■ Information shown ■
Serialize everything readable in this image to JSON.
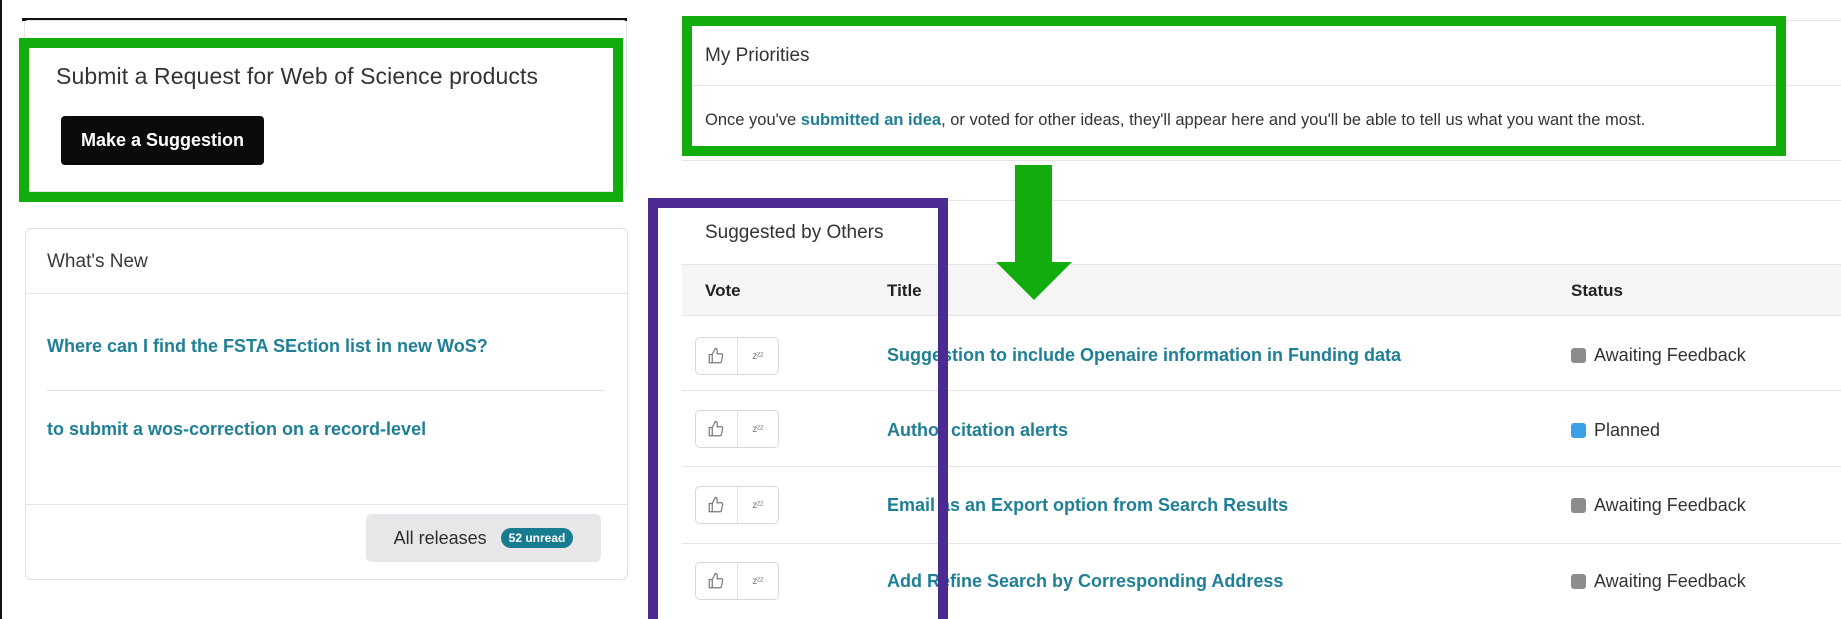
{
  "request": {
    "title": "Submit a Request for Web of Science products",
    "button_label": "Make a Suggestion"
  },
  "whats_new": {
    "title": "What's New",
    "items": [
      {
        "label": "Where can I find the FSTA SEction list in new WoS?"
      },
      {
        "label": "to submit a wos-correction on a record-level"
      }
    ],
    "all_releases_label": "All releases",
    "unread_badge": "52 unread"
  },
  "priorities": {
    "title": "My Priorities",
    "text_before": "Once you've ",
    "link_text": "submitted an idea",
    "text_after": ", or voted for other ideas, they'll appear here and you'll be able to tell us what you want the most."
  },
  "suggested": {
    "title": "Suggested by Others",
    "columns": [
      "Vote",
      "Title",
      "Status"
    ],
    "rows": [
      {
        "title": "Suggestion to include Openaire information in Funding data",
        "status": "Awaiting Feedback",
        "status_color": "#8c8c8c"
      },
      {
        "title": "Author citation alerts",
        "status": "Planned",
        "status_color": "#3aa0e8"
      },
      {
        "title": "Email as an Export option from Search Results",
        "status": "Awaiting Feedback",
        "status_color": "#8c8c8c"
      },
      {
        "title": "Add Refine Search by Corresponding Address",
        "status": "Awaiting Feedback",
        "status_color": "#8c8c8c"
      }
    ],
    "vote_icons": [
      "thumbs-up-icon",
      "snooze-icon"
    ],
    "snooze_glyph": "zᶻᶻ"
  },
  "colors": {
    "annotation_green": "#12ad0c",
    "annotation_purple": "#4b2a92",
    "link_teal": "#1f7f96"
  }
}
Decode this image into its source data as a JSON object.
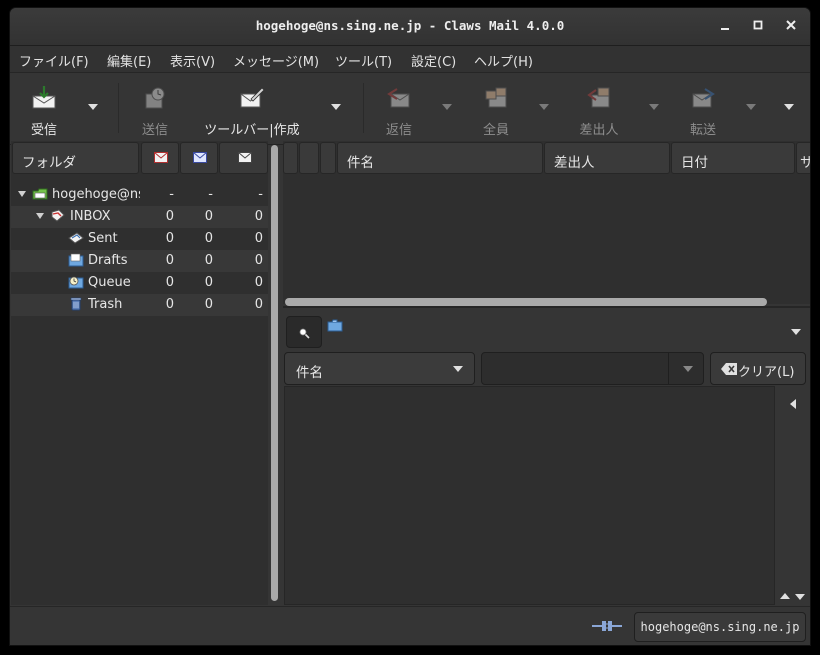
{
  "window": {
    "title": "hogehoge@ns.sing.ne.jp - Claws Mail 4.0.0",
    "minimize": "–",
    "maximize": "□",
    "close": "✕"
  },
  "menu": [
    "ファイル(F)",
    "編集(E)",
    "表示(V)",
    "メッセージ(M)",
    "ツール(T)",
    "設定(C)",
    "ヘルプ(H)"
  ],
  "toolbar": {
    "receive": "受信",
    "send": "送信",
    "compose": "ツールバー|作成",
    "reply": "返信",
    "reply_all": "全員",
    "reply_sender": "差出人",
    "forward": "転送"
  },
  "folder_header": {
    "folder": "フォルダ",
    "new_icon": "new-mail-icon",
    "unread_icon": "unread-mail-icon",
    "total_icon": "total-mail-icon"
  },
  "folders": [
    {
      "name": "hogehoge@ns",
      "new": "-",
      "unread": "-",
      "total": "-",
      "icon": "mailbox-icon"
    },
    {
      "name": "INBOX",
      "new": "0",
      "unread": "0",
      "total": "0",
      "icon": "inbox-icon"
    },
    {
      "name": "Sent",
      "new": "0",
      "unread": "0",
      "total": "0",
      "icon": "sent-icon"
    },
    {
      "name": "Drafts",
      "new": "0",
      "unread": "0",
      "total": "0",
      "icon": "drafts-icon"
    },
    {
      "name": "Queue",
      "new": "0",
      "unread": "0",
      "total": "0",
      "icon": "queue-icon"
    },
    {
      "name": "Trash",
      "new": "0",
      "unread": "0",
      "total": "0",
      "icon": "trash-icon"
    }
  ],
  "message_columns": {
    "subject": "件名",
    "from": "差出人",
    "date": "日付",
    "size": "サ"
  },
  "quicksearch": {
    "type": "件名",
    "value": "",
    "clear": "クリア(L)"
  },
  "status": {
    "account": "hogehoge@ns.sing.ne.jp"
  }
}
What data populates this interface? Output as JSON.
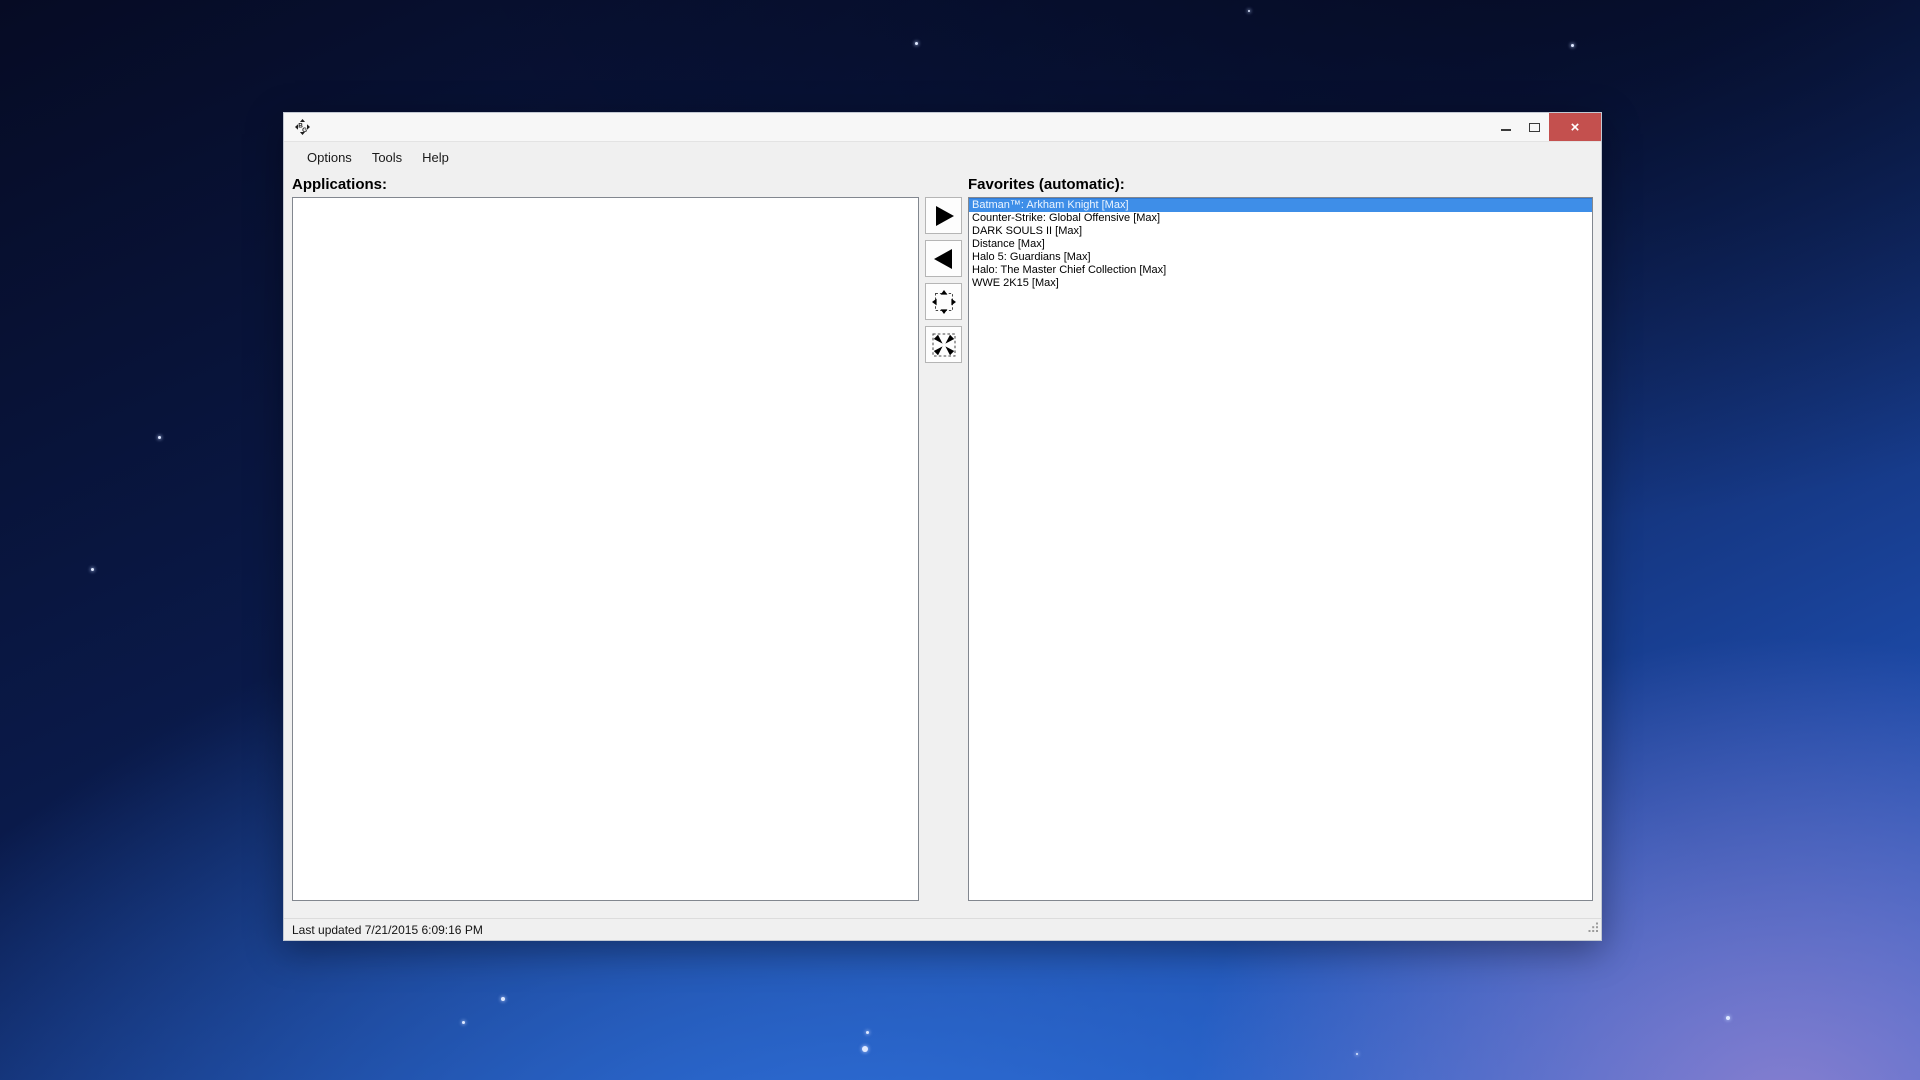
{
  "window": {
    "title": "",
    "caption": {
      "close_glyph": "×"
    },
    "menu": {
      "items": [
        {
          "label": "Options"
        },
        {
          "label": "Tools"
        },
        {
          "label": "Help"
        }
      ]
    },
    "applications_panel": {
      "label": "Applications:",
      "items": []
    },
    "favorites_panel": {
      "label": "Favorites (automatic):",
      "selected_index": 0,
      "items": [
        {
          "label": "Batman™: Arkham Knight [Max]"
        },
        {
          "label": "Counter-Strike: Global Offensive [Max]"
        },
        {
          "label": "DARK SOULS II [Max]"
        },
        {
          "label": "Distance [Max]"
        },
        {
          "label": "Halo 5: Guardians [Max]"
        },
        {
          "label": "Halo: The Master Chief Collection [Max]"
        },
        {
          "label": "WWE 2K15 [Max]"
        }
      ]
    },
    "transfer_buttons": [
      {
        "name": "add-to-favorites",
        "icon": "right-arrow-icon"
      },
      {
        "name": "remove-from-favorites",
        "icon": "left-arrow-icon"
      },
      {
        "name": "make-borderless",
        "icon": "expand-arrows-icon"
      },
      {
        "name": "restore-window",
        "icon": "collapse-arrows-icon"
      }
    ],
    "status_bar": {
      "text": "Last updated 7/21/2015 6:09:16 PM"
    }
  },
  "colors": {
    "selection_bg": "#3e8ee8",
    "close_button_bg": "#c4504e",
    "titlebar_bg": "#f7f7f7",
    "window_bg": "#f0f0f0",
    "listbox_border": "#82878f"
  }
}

■ Exercise details ■
In the material above, find each line that contains the word "data", and select it.

■ Complete answer ■
        "title": "Suggestion to include Openaire information in Funding data",
Decode this image into its source data as a JSON object.
What data populates this interface? Output as JSON.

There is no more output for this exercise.